--- start ---

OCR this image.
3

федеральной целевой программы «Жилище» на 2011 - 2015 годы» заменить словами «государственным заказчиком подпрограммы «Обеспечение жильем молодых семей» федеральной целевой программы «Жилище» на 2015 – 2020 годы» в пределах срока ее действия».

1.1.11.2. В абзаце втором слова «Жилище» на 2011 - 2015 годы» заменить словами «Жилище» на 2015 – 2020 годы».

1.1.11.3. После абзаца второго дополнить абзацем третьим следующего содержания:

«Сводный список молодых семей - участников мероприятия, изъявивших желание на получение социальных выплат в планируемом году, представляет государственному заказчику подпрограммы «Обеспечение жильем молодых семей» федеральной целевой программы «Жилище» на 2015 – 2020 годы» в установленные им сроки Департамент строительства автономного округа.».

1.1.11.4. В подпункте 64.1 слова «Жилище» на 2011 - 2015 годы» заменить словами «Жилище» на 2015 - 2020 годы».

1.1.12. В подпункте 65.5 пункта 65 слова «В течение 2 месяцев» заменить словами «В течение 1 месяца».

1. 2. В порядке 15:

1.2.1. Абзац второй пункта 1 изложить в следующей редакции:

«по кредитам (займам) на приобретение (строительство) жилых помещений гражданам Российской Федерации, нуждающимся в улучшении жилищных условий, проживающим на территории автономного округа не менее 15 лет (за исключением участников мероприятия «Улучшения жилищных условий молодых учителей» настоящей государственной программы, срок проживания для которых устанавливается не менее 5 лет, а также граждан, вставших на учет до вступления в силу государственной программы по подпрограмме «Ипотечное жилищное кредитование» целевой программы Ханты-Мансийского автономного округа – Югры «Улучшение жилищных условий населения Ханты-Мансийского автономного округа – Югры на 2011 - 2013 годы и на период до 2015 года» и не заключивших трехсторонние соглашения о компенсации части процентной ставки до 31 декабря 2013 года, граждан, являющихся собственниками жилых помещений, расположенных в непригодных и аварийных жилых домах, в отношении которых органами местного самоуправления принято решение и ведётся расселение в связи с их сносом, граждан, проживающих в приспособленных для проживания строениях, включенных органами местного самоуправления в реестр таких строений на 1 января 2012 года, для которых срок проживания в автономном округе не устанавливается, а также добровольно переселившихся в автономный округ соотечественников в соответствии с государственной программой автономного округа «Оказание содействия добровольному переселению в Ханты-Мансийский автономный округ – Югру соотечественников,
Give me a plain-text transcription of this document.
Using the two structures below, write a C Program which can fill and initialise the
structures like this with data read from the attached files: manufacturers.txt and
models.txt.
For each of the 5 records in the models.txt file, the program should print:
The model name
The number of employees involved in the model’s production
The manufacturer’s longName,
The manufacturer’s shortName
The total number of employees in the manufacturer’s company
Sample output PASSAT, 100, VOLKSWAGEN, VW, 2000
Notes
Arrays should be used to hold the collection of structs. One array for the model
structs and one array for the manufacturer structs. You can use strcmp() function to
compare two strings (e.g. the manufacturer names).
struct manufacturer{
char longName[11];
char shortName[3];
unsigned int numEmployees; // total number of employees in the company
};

--- end ---

Written task >> Exact output of every entry is required.

Answer to the problem >>
OCR this image.
3

федеральной целевой программы «Жилище» на 2011 - 2015 годы» заменить словами «государственным заказчиком подпрограммы «Обеспечение жильем молодых семей» федеральной целевой программы «Жилище» на 2015 – 2020 годы» в пределах срока ее действия».

1.1.11.2. В абзаце втором слова «Жилище» на 2011 - 2015 годы» заменить словами «Жилище» на 2015 – 2020 годы».

1.1.11.3. После абзаца второго дополнить абзацем третьим следующего содержания:

«Сводный список молодых семей - участников мероприятия, изъявивших желание на получение социальных выплат в планируемом году, представляет государственному заказчику подпрограммы «Обеспечение жильем молодых семей» федеральной целевой программы «Жилище» на 2015 – 2020 годы» в установленные им сроки Департамент строительства автономного округа.».

1.1.11.4. В подпункте 64.1 слова «Жилище» на 2011 - 2015 годы» заменить словами «Жилище» на 2015 - 2020 годы».

1.1.12. В подпункте 65.5 пункта 65 слова «В течение 2 месяцев» заменить словами «В течение 1 месяца».

1. 2. В порядке 15:

1.2.1. Абзац второй пункта 1 изложить в следующей редакции:

«по кредитам (займам) на приобретение (строительство) жилых помещений гражданам Российской Федерации, нуждающимся в улучшении жилищных условий, проживающим на территории автономного округа не менее 15 лет (за исключением участников мероприятия «Улучшения жилищных условий молодых учителей» настоящей государственной программы, срок проживания для которых устанавливается не менее 5 лет, а также граждан, вставших на учет до вступления в силу государственной программы по подпрограмме «Ипотечное жилищное кредитование» целевой программы Ханты-Мансийского автономного округа – Югры «Улучшение жилищных условий населения Ханты-Мансийского автономного округа – Югры на 2011 - 2013 годы и на период до 2015 года» и не заключивших трехсторонние соглашения о компенсации части процентной ставки до 31 декабря 2013 года, граждан, являющихся собственниками жилых помещений, расположенных в непригодных и аварийных жилых домах, в отношении которых органами местного самоуправления принято решение и ведётся расселение в связи с их сносом, граждан, проживающих в приспособленных для проживания строениях, включенных органами местного самоуправления в реестр таких строений на 1 января 2012 года, для которых срок проживания в автономном округе не устанавливается, а также добровольно переселившихся в автономный округ соотечественников в соответствии с государственной программой автономного округа «Оказание содействия добровольному переселению в Ханты-Мансийский автономный округ – Югру соотечественников,
Give me a plain-text transcription of this document.
Using the two structures below, write a C Program which can fill and initialise the
structures like this with data read from the attached files: manufacturers.txt and
models.txt.
For each of the 5 records in the models.txt file, the program should print:
The model name
The number of employees involved in the model’s production
The manufacturer’s longName,
The manufacturer’s shortName
The total number of employees in the manufacturer’s company
Sample output PASSAT, 100, VOLKSWAGEN, VW, 2000
Notes
Arrays should be used to hold the collection of structs. One array for the model
structs and one array for the manufacturer structs. You can use strcmp() function to
compare two strings (e.g. the manufacturer names).
struct manufacturer{
char longName[11];
char shortName[3];
unsigned int numEmployees; // total number of employees in the company
};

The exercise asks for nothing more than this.